▶ [What this task involves] Look through the listing and locate every line containing the word "document"; copy those lines.

(Saved entries)
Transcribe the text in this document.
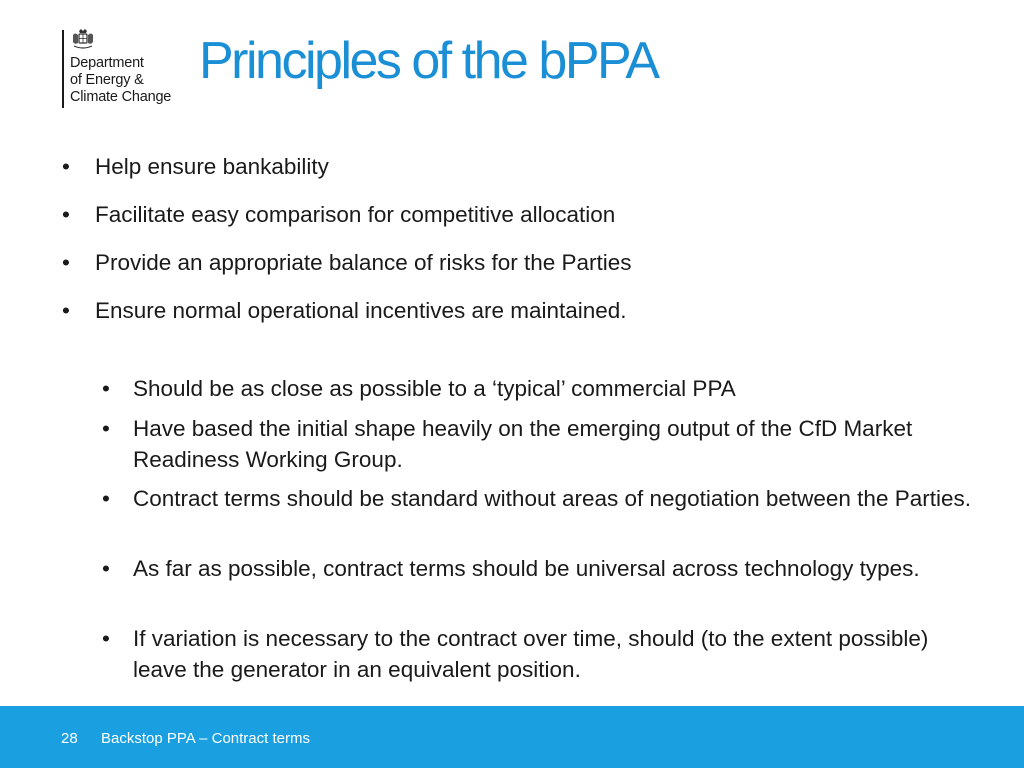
Department
of Energy &
Climate Change
Principles of the bPPA
• Help ensure bankability
• Facilitate easy comparison for competitive allocation
• Provide an appropriate balance of risks for the Parties
• Ensure normal operational incentives are maintained.
• Should be as close as possible to a ‘typical’ commercial PPA
• Have based the initial shape heavily on the emerging output of the CfD Market Readiness Working Group.
• Contract terms should be standard without areas of negotiation between the Parties.
• As far as possible, contract terms should be universal across technology types.
• If variation is necessary to the contract over time, should (to the extent possible) leave the generator in an equivalent position.
28 Backstop PPA – Contract terms
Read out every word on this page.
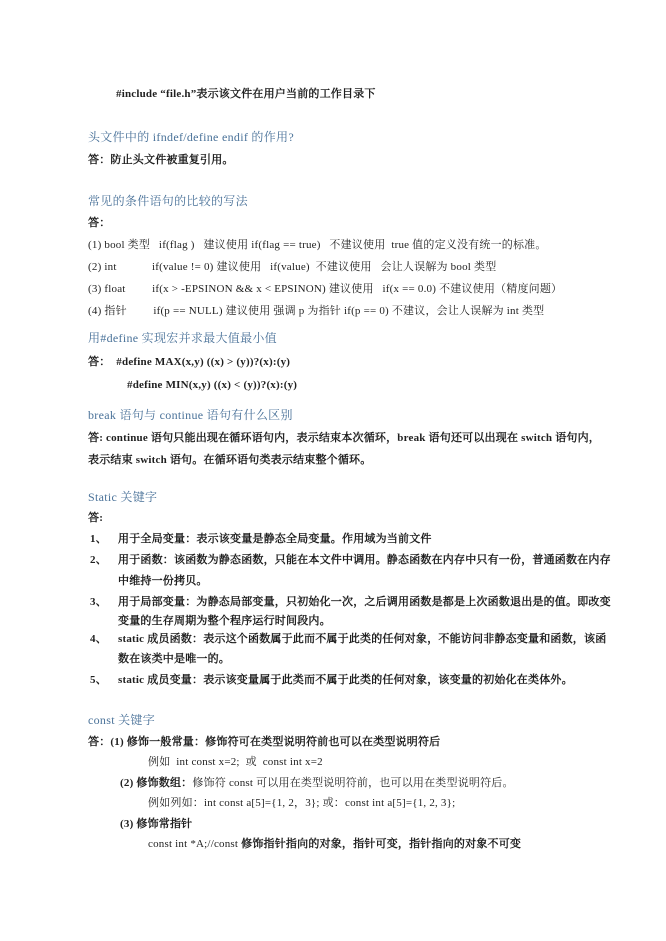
#include “file.h”表示该文件在用户当前的工作目录下
头文件中的 ifndef/define endif 的作用?
答：防止头文件被重复引用。
常见的条件语句的比较的写法
答：
(1) bool 类型   if(flag )   建议使用 if(flag == true)   不建议使用  true 值的定义没有统一的标准。
(2) int            if(value != 0) 建议使用   if(value)  不建议使用   会让人误解为 bool 类型
(3) float         if(x > -EPSINON && x < EPSINON) 建议使用   if(x == 0.0) 不建议使用（精度问题）
(4) 指针         if(p == NULL) 建议使用 强调 p 为指针 if(p == 0) 不建议，会让人误解为 int 类型
用#define 实现宏并求最大值最小值
答：  #define MAX(x,y) ((x) > (y))?(x):(y)
#define MIN(x,y) ((x) < (y))?(x):(y)
break 语句与 continue 语句有什么区别
答: continue 语句只能出现在循环语句内，表示结束本次循环，break 语句还可以出现在 switch 语句内，
表示结束 switch 语句。在循环语句类表示结束整个循环。
Static 关键字
答:
1、 用于全局变量：表示该变量是静态全局变量。作用域为当前文件
2、 用于函数：该函数为静态函数，只能在本文件中调用。静态函数在内存中只有一份，普通函数在内存
中维持一份拷贝。
3、 用于局部变量：为静态局部变量，只初始化一次，之后调用函数是都是上次函数退出是的值。即改变
变量的生存周期为整个程序运行时间段内。
4、 static 成员函数：表示这个函数属于此而不属于此类的任何对象，不能访问非静态变量和函数，该函
数在该类中是唯一的。
5、 static 成员变量：表示该变量属于此类而不属于此类的任何对象，该变量的初始化在类体外。
const 关键字
答：(1) 修饰一般常量：修饰符可在类型说明符前也可以在类型说明符后
例如  int const x=2;  或  const int x=2
(2) 修饰数组：修饰符 const 可以用在类型说明符前，也可以用在类型说明符后。
例如列如：int const a[5]={1, 2，3}; 或：const int a[5]={1, 2, 3};
(3) 修饰常指针
const int *A;//const 修饰指针指向的对象，指针可变，指针指向的对象不可变
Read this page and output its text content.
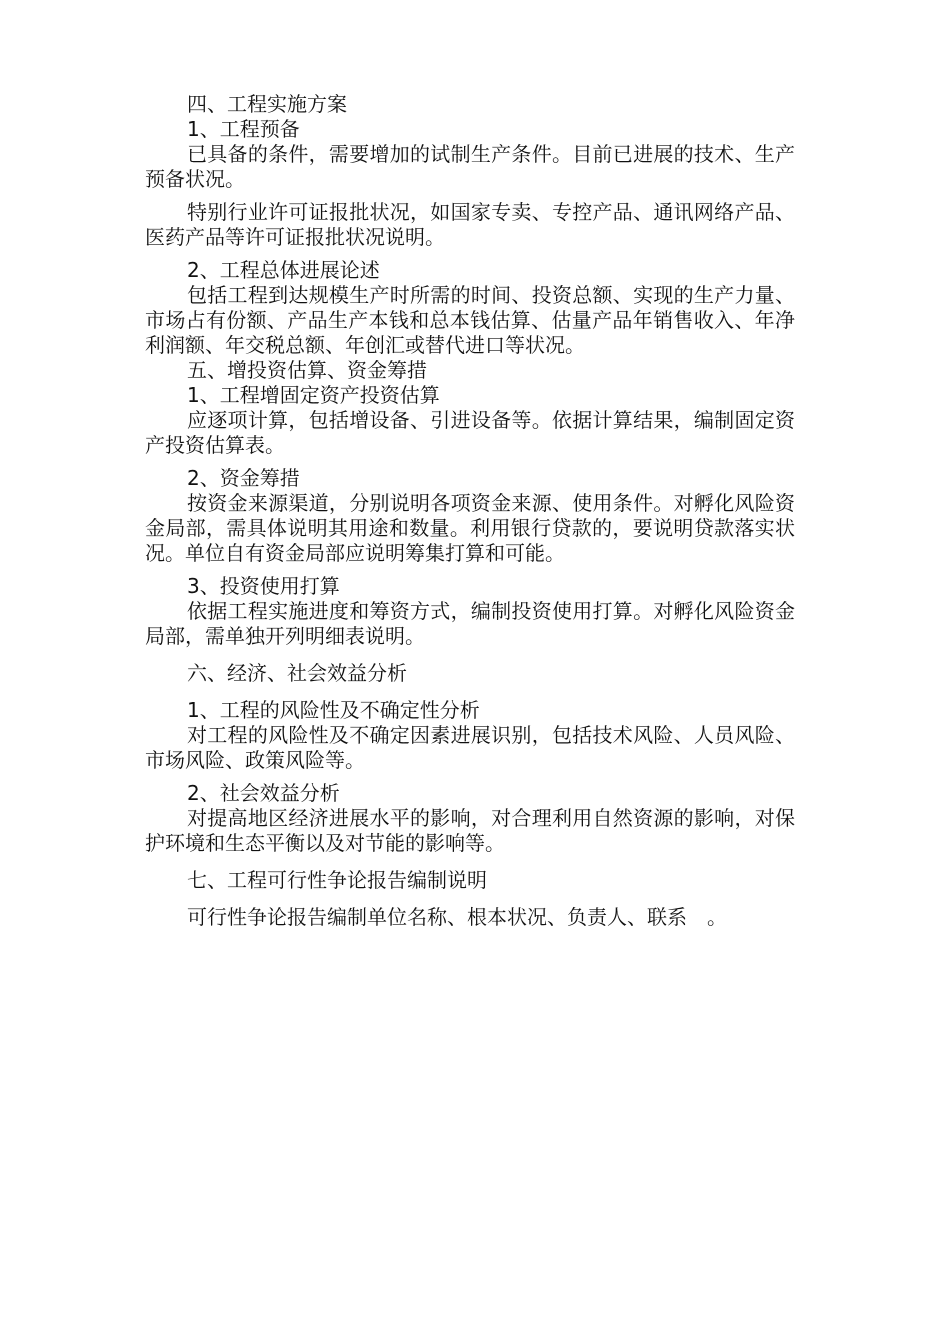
四、工程实施方案

1、工程预备

已具备的条件，需要增加的试制生产条件。目前已进展的技术、生产预备状况。

特别行业许可证报批状况，如国家专卖、专控产品、通讯网络产品、医药产品等许可证报批状况说明。

2、工程总体进展论述

包括工程到达规模生产时所需的时间、投资总额、实现的生产力量、市场占有份额、产品生产本钱和总本钱估算、估量产品年销售收入、年净利润额、年交税总额、年创汇或替代进口等状况。

五、增投资估算、资金筹措

1、工程增固定资产投资估算

应逐项计算，包括增设备、引进设备等。依据计算结果，编制固定资产投资估算表。

2、资金筹措

按资金来源渠道，分别说明各项资金来源、使用条件。对孵化风险资金局部，需具体说明其用途和数量。利用银行贷款的，要说明贷款落实状况。单位自有资金局部应说明筹集打算和可能。

3、投资使用打算

依据工程实施进度和筹资方式，编制投资使用打算。对孵化风险资金局部，需单独开列明细表说明。

六、经济、社会效益分析

1、工程的风险性及不确定性分析

对工程的风险性及不确定因素进展识别，包括技术风险、人员风险、市场风险、政策风险等。

2、社会效益分析

对提高地区经济进展水平的影响，对合理利用自然资源的影响，对保护环境和生态平衡以及对节能的影响等。

七、工程可行性争论报告编制说明

可行性争论报告编制单位名称、根本状况、负责人、联系　。
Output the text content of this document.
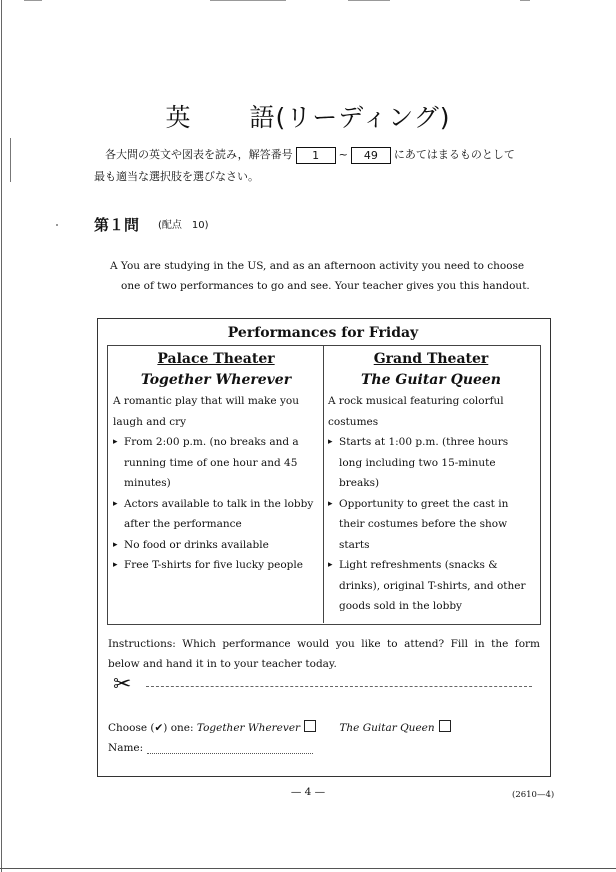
英 語(リーディング)
各大問の英文や図表を読み，解答番号 1 ~ 49 にあてはまるものとして
最も適当な選択肢を選びなさい。
第１問 (配点　10)
A You are studying in the US, and as an afternoon activity you need to choose
one of two performances to go and see. Your teacher gives you this handout.
Performances for Friday
Palace Theater
Together Wherever
A romantic play that will make you laugh and cry
▸ From 2:00 p.m. (no breaks and a running time of one hour and 45 minutes)
▸ Actors available to talk in the lobby after the performance
▸ No food or drinks available
▸ Free T-shirts for five lucky people
Grand Theater
The Guitar Queen
A rock musical featuring colorful costumes
▸ Starts at 1:00 p.m. (three hours long including two 15-minute breaks)
▸ Opportunity to greet the cast in their costumes before the show starts
▸ Light refreshments (snacks & drinks), original T-shirts, and other goods sold in the lobby
Instructions: Which performance would you like to attend? Fill in the form below and hand it in to your teacher today.
✂
Choose (✔) one: Together Wherever	The Guitar Queen
Name:
— 4 —	(2610—4)
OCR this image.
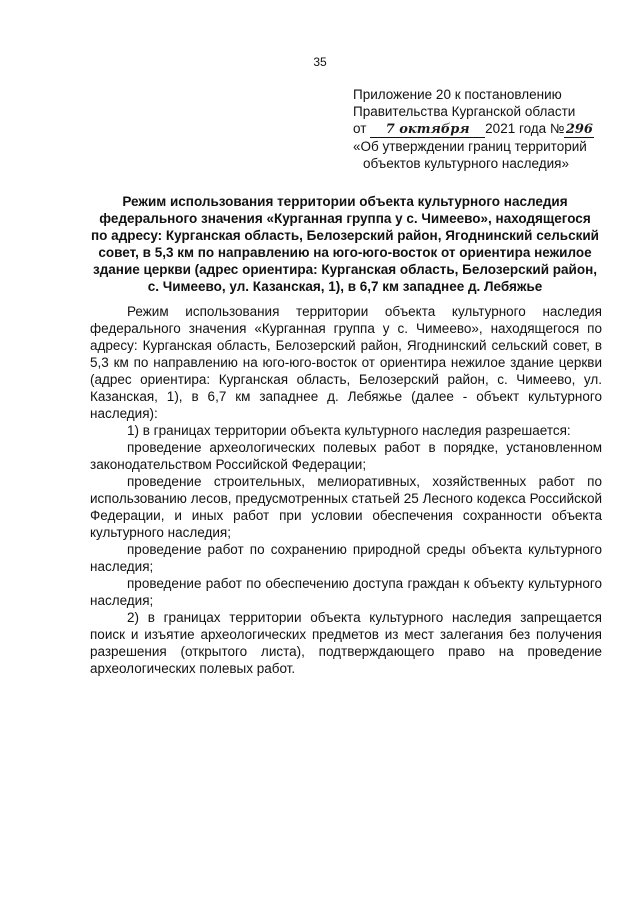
35
Приложение 20 к постановлению
Правительства Курганской области
от 7 октября 2021 года №296
«Об утверждении границ территорий
объектов культурного наследия»
Режим использования территории объекта культурного наследия федерального значения «Курганная группа у с. Чимеево», находящегося по адресу: Курганская область, Белозерский район, Ягоднинский сельский совет, в 5,3 км по направлению на юго-юго-восток от ориентира нежилое здание церкви (адрес ориентира: Курганская область, Белозерский район, с. Чимеево, ул. Казанская, 1), в 6,7 км западнее д. Лебяжье

Режим использования территории объекта культурного наследия федерального значения «Курганная группа у с. Чимеево», находящегося по адресу: Курганская область, Белозерский район, Ягоднинский сельский совет, в 5,3 км по направлению на юго-юго-восток от ориентира нежилое здание церкви (адрес ориентира: Курганская область, Белозерский район, с. Чимеево, ул. Казанская, 1), в 6,7 км западнее д. Лебяжье (далее - объект культурного наследия):

1) в границах территории объекта культурного наследия разрешается:

проведение археологических полевых работ в порядке, установленном законодательством Российской Федерации;

проведение строительных, мелиоративных, хозяйственных работ по использованию лесов, предусмотренных статьей 25 Лесного кодекса Российской Федерации, и иных работ при условии обеспечения сохранности объекта культурного наследия;

проведение работ по сохранению природной среды объекта культурного наследия;

проведение работ по обеспечению доступа граждан к объекту культурного наследия;

2) в границах территории объекта культурного наследия запрещается поиск и изъятие археологических предметов из мест залегания без получения разрешения (открытого листа), подтверждающего право на проведение археологических полевых работ.
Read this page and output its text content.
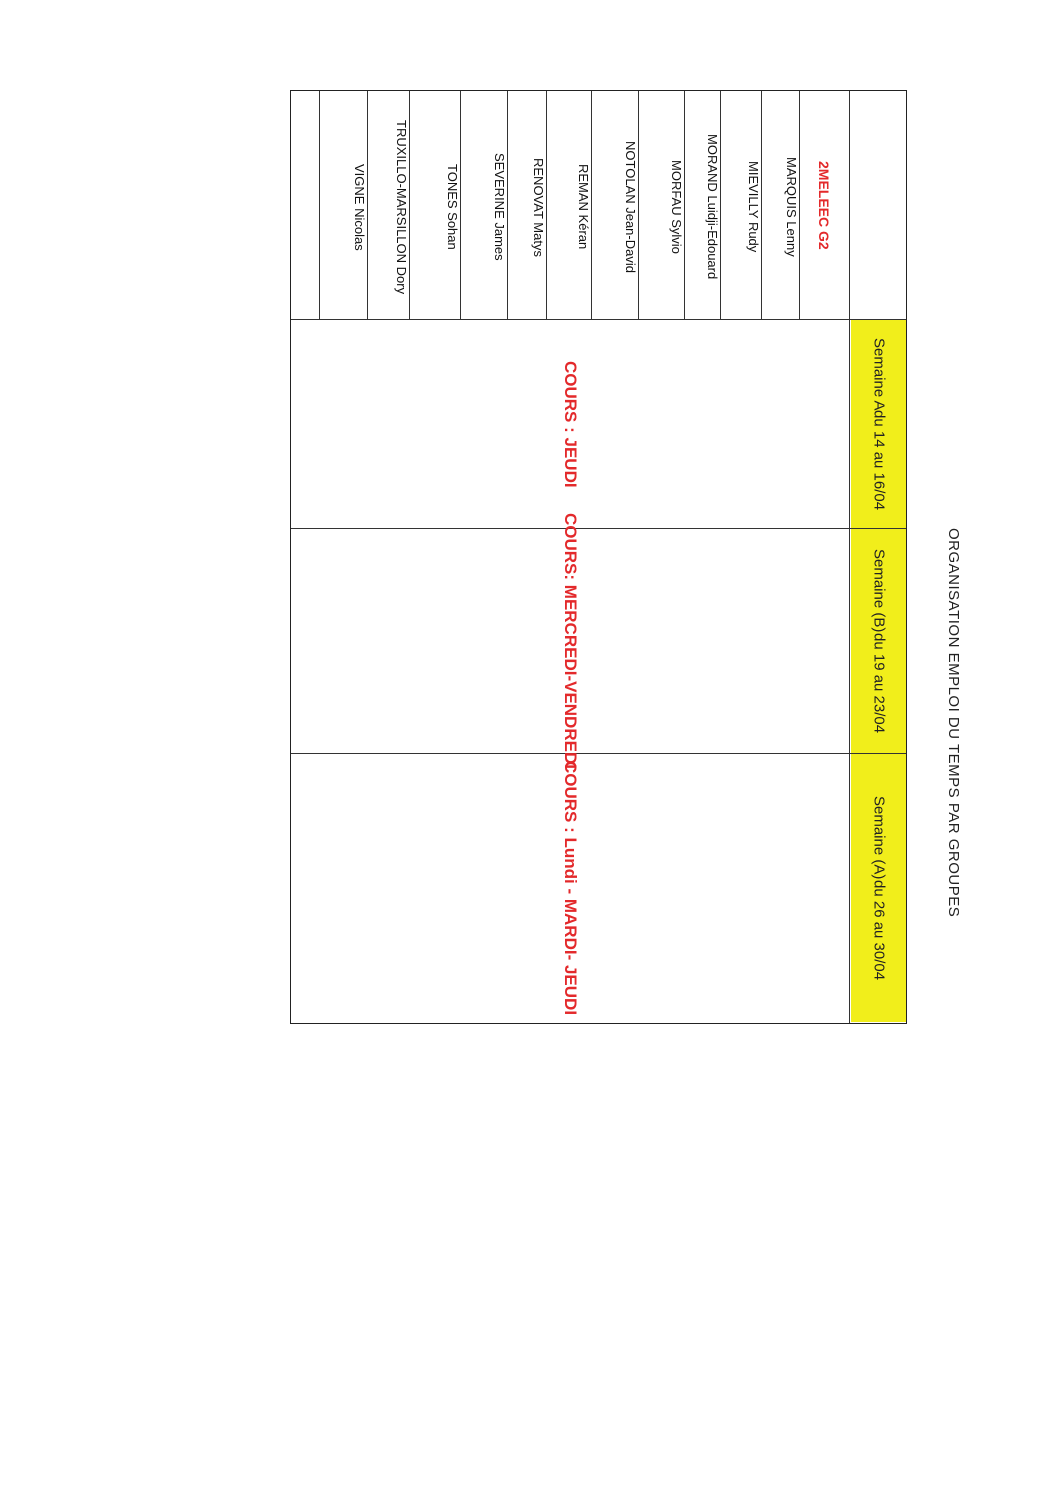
ORGANISATION EMPLOI DU TEMPS PAR GROUPES
2MELEEC G2
MARQUIS Lenny
MIEVILLY Rudy
MORAND Luidji-Edouard
MORFAU Sylvio
NOTOLAN Jean-David
REMAN Kéran
RENOVAT Matys
SEVERINE James
TONES Sohan
TRUXILLO-MARSILLON Dory
VIGNE Nicolas
Semaine A
du 14 au 16/04
Semaine (B)
du 19 au 23/04
Semaine (A)
du 26 au 30/04
COURS : JEUDI
COURS: MERCREDI-VENDREDI
COURS : Lundi - MARDI- JEUDI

▶ [Reply to the task]
Transcribe the text in this document.
Output the text content of this document.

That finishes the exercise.